Week 4&5: 9/22/09 - 10/1/09          Name__________________________
Environmental Physics           [You might attach to the front of your homework]
Ben Brabson

Readings for this week and next:
     Tues. 9/22/09      MH&C Ch.  5.1-5.4            Heat transport (advection, conduction...)
     Thurs. 9/24/09    MH&C Ch.  5.5, 7.1-7.4     Radiation reaching Earth (Milankovich Cycles)

     Tues. 9/29/09     MH&C Ch.  7.5-7.7            Greenhouse effect & radiation balanance
     Thurs. 10/1/09     --------------------------            Test 1 in class in SW220


Homework 4
: Due next Tuesday, September 29

     Chapter 5: E5.2, P5.5, P5.9, and special problem 1 below.
     Chapter 7: E7.4, P7.6, P7.9, P7.10

     Special Problem 1: Example 5.3 in Chapter 5 of McFarland, Hunt, and Campbell, calculates a 32-watt heat flow through a 1m x 1m x 3 mm single pane window when the temperature difference across the window is 20 degrees Celcius.
a.) How much energy does this house lose through 10 such windows in one 24 hour day, assuming the temperature difference stays at 20 degrees C?
b.) Indianapolis has 5699 degree days in an annual heating season. Calculate the total loss of energy through its windows in a year if our 10 window house is in Indianapolis.

— Source excerpt —

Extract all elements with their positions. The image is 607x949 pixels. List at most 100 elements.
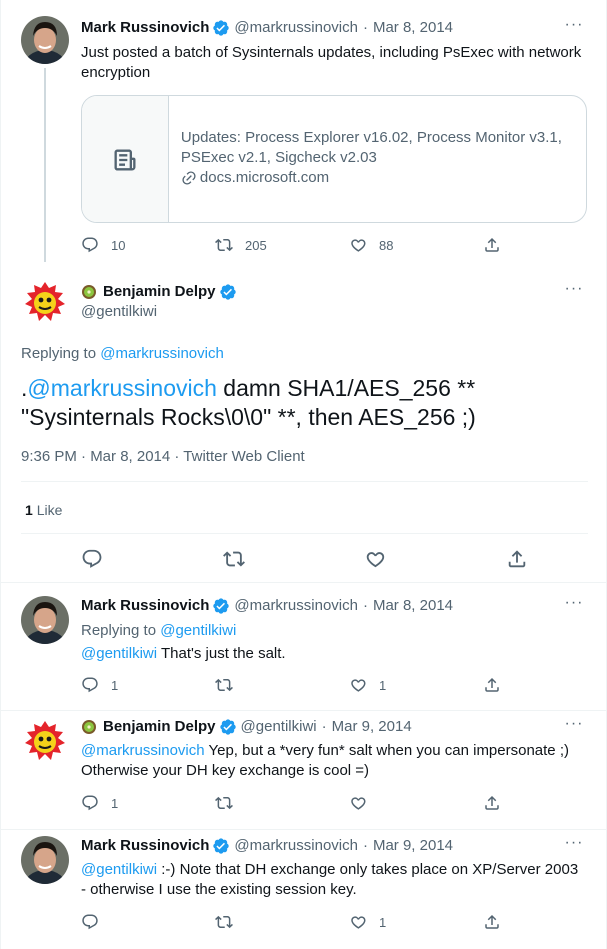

— Exercise set —
(a) Could you restate the paragraph of the environmental physics homework sheet that begins "Special Problem 1: Example 5.3" in one shorter sentence, keeping its main facts?
(b) Carry on with the environmental physics homework sheet, starting after its last line.
You won't need any of the data.

— Outputs —
(a) Example 5.3 in Chapter 5 of McFarland, Hunt, and Campbell finds that a 1 m x 1 m x 3 mm single-pane window conducts 32 watts of heat when the temperature difference across it is 20 degrees Celsius.

(b)
c.) If this house were heated by electric baseboard heating (Heaven forbid...) and as electricity in Indianapolis costs $0.10/kWh, how much does it cost for the heat lost through the windows in a year?
d.) A new owner of the house decides to replace the old single pane windows with new thermopane windows, with two layers of glass, each 1m x 1m x 3mm, separated by a centimeter (0.01m) of nonconvecting Argon (see table 5-1). The expected heat flow through each of the new windows is now reduced from 32 watts to how much?

News and Events:
1.) Physics Colloquium - Wednesday, September 23, 4:00 pm, SW119, Simon Billinge, Columbia, "Material structure in the nano-world: The nanostructure problem and other efforts at solving it"
2.)  Geology Colloquium - Monday, September 28, 4:00 pm, Geology G143, Phil Stevens, SPEA IU, Oh where, oh where is OH? Measuring the elusive hydroxyl radical in the atmosphere.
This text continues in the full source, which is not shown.